LISTED RECORDS>

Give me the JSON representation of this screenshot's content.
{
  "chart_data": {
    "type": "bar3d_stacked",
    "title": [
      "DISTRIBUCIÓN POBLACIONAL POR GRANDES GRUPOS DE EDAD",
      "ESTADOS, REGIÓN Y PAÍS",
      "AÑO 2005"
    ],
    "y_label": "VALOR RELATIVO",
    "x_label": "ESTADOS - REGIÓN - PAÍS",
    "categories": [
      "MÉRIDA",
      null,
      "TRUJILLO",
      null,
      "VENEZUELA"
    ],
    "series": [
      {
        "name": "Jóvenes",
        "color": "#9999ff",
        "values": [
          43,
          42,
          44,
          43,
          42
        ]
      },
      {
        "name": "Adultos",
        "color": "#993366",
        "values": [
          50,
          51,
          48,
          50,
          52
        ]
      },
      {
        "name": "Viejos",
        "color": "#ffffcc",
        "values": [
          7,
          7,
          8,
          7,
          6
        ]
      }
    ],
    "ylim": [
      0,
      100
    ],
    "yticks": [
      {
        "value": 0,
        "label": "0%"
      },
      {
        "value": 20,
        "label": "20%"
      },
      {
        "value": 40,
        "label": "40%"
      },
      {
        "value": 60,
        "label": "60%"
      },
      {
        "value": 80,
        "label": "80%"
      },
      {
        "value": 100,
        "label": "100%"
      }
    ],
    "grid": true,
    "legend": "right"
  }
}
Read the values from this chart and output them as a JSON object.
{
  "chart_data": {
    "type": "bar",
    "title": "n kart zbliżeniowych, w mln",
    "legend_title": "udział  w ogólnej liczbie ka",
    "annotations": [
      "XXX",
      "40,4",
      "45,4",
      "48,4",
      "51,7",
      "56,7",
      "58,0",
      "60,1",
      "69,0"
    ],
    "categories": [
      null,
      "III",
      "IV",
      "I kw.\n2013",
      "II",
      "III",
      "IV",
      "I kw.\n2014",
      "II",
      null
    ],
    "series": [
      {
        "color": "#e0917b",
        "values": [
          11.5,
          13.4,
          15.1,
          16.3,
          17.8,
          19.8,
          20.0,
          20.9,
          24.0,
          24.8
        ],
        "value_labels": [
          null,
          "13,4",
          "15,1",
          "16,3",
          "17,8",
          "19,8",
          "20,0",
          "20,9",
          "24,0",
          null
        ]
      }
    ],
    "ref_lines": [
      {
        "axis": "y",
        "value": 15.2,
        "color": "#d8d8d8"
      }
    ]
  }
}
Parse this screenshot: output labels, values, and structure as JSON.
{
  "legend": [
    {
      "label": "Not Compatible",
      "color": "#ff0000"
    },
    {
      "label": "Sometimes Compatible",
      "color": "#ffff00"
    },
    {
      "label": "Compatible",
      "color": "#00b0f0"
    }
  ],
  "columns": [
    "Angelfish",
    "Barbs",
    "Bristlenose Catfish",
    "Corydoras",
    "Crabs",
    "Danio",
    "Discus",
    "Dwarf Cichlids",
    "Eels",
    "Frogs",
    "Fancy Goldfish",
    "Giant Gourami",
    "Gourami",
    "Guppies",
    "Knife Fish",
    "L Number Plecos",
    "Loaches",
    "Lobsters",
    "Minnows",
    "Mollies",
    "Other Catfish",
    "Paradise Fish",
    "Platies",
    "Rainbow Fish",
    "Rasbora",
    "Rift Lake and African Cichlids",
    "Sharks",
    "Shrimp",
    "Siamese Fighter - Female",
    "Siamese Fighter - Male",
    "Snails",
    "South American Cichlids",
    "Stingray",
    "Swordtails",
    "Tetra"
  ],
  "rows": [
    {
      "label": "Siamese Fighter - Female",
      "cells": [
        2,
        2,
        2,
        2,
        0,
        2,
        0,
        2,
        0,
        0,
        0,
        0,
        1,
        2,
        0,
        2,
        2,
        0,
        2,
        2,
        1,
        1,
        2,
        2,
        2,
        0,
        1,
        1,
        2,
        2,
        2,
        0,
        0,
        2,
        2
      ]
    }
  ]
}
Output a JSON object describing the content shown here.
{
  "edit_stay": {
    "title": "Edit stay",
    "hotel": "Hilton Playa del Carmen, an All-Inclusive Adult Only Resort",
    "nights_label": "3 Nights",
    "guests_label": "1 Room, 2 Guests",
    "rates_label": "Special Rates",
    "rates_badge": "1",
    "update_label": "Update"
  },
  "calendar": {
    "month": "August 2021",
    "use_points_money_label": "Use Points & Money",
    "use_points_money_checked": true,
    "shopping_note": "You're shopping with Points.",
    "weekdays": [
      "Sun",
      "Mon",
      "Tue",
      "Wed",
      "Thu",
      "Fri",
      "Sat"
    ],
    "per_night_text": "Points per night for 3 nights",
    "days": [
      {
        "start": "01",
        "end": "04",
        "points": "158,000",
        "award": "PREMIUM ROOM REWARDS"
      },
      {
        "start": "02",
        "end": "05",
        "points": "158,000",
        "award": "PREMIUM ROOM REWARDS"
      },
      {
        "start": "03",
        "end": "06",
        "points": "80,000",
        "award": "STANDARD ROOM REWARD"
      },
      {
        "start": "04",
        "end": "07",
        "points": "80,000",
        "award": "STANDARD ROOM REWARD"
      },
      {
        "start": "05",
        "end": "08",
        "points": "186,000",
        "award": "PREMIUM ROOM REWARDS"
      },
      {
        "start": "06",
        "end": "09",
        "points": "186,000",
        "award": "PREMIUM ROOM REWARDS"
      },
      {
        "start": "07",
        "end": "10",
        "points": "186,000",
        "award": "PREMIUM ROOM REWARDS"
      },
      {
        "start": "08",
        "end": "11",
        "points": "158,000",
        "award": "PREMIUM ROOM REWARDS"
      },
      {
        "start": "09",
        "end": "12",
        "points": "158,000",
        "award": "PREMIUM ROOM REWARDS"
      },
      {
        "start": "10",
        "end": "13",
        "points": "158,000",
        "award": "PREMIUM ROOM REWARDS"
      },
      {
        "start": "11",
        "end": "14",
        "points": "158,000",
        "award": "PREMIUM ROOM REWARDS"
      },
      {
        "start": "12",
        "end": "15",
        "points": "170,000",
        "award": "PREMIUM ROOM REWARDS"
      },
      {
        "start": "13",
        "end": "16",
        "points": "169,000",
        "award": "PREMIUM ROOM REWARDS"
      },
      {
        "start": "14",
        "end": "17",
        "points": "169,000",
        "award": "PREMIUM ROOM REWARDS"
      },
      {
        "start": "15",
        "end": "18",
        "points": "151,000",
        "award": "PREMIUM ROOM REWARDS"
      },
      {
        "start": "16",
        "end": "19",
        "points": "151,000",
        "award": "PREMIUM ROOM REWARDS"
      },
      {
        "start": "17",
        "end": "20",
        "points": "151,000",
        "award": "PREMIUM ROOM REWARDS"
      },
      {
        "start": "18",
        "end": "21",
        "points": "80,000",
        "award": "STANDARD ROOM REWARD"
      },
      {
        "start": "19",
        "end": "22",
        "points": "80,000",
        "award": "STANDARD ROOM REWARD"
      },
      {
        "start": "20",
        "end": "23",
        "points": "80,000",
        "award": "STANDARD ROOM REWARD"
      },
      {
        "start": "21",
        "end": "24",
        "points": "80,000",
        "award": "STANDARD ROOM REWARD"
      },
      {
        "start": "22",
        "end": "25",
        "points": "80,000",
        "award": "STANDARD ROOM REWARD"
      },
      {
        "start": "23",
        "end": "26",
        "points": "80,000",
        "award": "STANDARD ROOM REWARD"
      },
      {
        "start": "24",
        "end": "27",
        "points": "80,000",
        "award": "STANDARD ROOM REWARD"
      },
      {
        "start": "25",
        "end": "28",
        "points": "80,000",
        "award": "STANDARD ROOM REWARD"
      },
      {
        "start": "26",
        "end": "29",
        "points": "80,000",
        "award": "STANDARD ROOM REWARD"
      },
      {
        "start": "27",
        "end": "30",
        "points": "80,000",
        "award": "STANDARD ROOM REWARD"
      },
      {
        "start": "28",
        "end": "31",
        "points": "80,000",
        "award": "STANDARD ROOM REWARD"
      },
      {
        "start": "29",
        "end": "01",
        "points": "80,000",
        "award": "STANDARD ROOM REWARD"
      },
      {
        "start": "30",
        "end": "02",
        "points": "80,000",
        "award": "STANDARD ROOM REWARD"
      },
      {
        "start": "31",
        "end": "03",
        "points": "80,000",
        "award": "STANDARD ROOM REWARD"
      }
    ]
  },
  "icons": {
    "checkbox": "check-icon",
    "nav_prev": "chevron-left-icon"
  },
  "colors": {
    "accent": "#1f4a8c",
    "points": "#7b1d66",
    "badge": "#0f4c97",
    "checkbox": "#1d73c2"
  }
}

WHAT IS NEEDED> Copy every line in the records above that contains the word "ESTADOS".

WRITTEN ANSWER>
      "ESTADOS, REGIÓN Y PAÍS",
    "x_label": "ESTADOS - REGIÓN - PAÍS",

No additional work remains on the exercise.